Data for the task:
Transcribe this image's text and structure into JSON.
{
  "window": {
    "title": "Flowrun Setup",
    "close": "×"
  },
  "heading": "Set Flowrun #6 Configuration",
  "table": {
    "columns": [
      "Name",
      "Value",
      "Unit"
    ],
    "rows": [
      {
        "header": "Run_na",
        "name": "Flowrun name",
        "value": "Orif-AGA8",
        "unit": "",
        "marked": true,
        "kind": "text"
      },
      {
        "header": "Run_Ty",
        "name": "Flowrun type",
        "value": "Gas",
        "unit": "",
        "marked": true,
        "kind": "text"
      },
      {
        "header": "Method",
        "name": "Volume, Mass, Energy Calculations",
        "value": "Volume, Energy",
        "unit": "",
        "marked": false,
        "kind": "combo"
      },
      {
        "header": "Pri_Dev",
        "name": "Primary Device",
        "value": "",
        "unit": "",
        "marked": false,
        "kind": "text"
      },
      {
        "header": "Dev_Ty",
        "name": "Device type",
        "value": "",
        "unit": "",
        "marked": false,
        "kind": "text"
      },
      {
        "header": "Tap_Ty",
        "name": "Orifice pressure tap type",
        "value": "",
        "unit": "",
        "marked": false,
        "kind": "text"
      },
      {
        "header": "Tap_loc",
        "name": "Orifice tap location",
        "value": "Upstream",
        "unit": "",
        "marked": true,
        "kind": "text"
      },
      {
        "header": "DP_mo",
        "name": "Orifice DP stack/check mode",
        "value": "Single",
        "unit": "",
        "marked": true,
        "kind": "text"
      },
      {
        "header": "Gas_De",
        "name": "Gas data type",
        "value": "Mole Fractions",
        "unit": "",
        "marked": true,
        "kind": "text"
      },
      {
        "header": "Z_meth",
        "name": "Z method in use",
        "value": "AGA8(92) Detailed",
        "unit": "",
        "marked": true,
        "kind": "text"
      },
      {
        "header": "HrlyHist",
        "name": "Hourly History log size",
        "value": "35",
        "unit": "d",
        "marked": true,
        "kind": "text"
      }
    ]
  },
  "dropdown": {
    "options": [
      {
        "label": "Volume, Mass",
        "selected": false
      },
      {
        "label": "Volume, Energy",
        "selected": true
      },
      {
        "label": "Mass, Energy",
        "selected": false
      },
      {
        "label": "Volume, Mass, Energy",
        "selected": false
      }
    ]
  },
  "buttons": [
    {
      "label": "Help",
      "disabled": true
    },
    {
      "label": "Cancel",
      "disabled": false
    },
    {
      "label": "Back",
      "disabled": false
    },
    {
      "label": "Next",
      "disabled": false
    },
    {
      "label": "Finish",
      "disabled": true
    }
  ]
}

Challenge: Reproduce each record exactly, leaving nothing out.

Result of this task:
Transcribe this image's text and structure into JSON.
{
  "window": {
    "title": "Flowrun Setup",
    "close": "×"
  },
  "heading": "Set Flowrun #6 Configuration",
  "table": {
    "columns": [
      "Name",
      "Value",
      "Unit"
    ],
    "rows": [
      {
        "header": "Run_na",
        "name": "Flowrun name",
        "value": "Orif-AGA8",
        "unit": "",
        "marked": true,
        "kind": "text"
      },
      {
        "header": "Run_Ty",
        "name": "Flowrun type",
        "value": "Gas",
        "unit": "",
        "marked": true,
        "kind": "text"
      },
      {
        "header": "Method",
        "name": "Volume, Mass, Energy Calculations",
        "value": "Volume, Energy",
        "unit": "",
        "marked": false,
        "kind": "combo"
      },
      {
        "header": "Pri_Dev",
        "name": "Primary Device",
        "value": "",
        "unit": "",
        "marked": false,
        "kind": "text"
      },
      {
        "header": "Dev_Ty",
        "name": "Device type",
        "value": "",
        "unit": "",
        "marked": false,
        "kind": "text"
      },
      {
        "header": "Tap_Ty",
        "name": "Orifice pressure tap type",
        "value": "",
        "unit": "",
        "marked": false,
        "kind": "text"
      },
      {
        "header": "Tap_loc",
        "name": "Orifice tap location",
        "value": "Upstream",
        "unit": "",
        "marked": true,
        "kind": "text"
      },
      {
        "header": "DP_mo",
        "name": "Orifice DP stack/check mode",
        "value": "Single",
        "unit": "",
        "marked": true,
        "kind": "text"
      },
      {
        "header": "Gas_De",
        "name": "Gas data type",
        "value": "Mole Fractions",
        "unit": "",
        "marked": true,
        "kind": "text"
      },
      {
        "header": "Z_meth",
        "name": "Z method in use",
        "value": "AGA8(92) Detailed",
        "unit": "",
        "marked": true,
        "kind": "text"
      },
      {
        "header": "HrlyHist",
        "name": "Hourly History log size",
        "value": "35",
        "unit": "d",
        "marked": true,
        "kind": "text"
      }
    ]
  },
  "dropdown": {
    "options": [
      {
        "label": "Volume, Mass",
        "selected": false
      },
      {
        "label": "Volume, Energy",
        "selected": true
      },
      {
        "label": "Mass, Energy",
        "selected": false
      },
      {
        "label": "Volume, Mass, Energy",
        "selected": false
      }
    ]
  },
  "buttons": [
    {
      "label": "Help",
      "disabled": true
    },
    {
      "label": "Cancel",
      "disabled": false
    },
    {
      "label": "Back",
      "disabled": false
    },
    {
      "label": "Next",
      "disabled": false
    },
    {
      "label": "Finish",
      "disabled": true
    }
  ]
}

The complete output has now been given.